• [PAGE EXTRACT]:
------

Education publisher Pearson was the biggest loser in the FTSE 100 for the day, closing 8.2% down. Again, insurers featured heavily among the biggest winners in the FTSE 250 on Wednesday, with Hiscox jumping 9.6%, and Direct Line 4.5%.
FTSE 100: 0.1% Wednesday, -22.4% YTD
FTSE 250: 0.7% Wednesday, -27% YTD
What to watch
Bristol-Myers Squibb: Unlike most pharmaceutical firms, Covid-19 may not be the biggest focus of Bristol-Myers’ Q1 earnings report today. Yesterday, the firm said that the US Food and Drug Administration had extended a review into the firm’s experimental blood cancer therapy by three months. The additional review was triggered by the company submitting supplementary information to the regulator, which it said was a major amendment to its plans for marketing the treatment. Bristol-Myers acquired the therapy as part of its $74bn acquisition of rival Celgene Corp, the terms of which state that Celgene investors are entitled to a payment of $9 a share if three treatments in development receive approvals. Currently, nine Wall Street analysts rate the stock as a buy, one as an overweight, and six as a hold, with no sell ratings.

------

• [DATA]:

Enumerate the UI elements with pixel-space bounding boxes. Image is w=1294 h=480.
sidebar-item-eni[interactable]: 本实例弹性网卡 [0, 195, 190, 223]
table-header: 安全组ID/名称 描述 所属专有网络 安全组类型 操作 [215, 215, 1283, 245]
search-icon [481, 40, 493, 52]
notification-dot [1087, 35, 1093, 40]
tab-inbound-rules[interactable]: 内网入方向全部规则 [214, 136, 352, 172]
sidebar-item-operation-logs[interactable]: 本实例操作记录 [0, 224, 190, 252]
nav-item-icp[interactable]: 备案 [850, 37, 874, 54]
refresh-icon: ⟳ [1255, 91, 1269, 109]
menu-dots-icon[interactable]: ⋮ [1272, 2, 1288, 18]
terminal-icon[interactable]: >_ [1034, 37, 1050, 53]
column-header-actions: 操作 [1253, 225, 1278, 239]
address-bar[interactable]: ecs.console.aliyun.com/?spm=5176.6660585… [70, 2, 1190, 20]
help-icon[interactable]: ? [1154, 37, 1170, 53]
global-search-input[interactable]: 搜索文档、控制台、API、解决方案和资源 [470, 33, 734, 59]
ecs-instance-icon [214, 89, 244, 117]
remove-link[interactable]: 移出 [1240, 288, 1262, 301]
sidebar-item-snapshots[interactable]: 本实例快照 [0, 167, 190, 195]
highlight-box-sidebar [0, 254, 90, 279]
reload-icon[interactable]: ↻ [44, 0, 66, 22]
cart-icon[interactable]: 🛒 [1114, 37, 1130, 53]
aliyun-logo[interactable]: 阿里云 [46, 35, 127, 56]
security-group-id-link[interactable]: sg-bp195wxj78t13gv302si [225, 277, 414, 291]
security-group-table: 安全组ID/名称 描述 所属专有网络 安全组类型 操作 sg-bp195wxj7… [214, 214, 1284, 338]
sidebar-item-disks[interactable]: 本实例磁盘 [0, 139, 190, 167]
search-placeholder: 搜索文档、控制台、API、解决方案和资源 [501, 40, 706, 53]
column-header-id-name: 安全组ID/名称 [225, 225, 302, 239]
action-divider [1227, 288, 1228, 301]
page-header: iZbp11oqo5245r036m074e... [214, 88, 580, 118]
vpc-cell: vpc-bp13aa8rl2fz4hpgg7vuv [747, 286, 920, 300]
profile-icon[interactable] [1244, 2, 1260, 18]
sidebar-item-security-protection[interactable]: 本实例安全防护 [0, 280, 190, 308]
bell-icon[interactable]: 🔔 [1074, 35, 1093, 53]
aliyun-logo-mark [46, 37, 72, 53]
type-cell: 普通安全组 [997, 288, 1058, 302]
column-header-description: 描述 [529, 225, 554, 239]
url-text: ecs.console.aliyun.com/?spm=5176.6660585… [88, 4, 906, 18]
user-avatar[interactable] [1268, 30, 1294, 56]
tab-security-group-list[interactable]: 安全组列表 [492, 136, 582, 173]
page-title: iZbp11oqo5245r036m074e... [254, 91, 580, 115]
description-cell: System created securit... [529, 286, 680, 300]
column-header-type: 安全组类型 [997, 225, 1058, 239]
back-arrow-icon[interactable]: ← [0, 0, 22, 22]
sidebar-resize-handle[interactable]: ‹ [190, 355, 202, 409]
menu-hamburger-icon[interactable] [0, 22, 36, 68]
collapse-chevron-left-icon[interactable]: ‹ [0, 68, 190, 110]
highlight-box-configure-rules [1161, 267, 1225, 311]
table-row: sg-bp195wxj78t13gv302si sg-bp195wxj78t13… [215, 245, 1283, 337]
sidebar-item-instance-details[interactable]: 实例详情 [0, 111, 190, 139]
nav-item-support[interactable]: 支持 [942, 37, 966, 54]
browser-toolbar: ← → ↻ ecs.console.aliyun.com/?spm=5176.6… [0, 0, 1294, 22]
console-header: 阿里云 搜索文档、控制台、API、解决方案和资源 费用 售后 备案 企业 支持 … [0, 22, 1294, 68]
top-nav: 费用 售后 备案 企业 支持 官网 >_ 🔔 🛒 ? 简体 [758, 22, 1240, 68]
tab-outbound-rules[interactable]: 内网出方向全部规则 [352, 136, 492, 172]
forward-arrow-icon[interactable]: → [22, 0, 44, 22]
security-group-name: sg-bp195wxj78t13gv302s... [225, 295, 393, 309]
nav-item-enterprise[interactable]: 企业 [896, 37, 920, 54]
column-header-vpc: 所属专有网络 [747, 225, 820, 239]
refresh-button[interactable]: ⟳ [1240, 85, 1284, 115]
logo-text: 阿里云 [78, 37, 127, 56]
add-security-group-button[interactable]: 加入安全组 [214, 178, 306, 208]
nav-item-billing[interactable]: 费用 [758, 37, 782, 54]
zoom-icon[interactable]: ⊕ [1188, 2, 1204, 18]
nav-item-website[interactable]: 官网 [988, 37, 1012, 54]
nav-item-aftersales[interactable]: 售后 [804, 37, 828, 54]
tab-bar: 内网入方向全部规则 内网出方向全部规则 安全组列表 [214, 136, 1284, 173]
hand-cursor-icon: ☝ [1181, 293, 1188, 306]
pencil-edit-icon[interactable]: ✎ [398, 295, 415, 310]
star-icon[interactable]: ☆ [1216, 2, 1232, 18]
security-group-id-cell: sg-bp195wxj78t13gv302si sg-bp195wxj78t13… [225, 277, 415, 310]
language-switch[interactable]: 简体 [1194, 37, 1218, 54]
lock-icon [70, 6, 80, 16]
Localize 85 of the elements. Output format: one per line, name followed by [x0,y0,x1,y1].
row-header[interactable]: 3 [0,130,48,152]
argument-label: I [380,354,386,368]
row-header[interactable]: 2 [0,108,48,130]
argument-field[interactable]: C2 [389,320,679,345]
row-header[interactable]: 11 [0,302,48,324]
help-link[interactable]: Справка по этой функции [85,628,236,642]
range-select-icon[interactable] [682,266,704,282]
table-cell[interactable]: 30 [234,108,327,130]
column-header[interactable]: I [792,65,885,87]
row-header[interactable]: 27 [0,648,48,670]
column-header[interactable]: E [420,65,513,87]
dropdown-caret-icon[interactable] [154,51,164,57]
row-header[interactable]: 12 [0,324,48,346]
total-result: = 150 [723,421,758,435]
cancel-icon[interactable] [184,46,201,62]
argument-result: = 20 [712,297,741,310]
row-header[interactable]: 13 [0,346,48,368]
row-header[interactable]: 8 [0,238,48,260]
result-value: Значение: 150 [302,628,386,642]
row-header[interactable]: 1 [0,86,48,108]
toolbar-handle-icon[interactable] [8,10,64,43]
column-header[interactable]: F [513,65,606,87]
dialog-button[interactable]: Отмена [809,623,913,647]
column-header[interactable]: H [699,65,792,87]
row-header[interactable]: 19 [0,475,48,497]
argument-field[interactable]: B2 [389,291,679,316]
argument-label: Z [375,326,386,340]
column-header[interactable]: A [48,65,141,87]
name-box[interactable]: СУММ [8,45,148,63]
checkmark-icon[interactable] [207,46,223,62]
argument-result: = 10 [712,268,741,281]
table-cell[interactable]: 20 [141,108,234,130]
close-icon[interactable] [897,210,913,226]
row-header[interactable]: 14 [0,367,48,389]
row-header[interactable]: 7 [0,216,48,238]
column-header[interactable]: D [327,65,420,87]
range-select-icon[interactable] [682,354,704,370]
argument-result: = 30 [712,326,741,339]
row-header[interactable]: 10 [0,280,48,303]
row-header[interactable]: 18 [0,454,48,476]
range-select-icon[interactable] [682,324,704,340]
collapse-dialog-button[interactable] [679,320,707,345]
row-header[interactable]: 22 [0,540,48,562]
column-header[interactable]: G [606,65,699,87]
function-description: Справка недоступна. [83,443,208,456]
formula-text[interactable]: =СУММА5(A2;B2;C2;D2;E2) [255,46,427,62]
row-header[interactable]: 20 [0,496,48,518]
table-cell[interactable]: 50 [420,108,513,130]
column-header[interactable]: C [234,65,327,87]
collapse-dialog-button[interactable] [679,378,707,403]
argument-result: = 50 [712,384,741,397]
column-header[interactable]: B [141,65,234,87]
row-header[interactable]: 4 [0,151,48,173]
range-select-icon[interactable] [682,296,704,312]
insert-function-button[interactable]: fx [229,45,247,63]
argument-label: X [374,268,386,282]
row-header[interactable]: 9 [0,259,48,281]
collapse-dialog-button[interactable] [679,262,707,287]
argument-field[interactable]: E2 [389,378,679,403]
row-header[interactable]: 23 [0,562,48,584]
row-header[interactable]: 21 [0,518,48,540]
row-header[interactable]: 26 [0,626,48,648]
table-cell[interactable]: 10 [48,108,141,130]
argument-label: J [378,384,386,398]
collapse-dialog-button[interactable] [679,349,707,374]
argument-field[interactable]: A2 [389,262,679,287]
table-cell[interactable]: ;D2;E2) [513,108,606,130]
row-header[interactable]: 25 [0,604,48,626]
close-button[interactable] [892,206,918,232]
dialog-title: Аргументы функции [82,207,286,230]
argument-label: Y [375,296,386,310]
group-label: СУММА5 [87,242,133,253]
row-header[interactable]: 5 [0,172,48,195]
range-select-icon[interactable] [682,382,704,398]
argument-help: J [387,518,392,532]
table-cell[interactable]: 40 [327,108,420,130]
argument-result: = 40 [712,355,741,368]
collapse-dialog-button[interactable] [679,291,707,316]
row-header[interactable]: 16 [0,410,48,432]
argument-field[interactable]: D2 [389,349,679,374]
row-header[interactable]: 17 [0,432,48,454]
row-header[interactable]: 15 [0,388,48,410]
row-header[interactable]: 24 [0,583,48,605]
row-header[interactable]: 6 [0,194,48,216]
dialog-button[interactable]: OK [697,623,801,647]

------

• [WHAT THE TASK REQUIRES]: Please answer from the market report: how much longer did the US Food and Drug Administration extend its review of Bristol-Myers Squibb's experimental blood cancer therapy?

• [ANSWER SECTION]: Three months.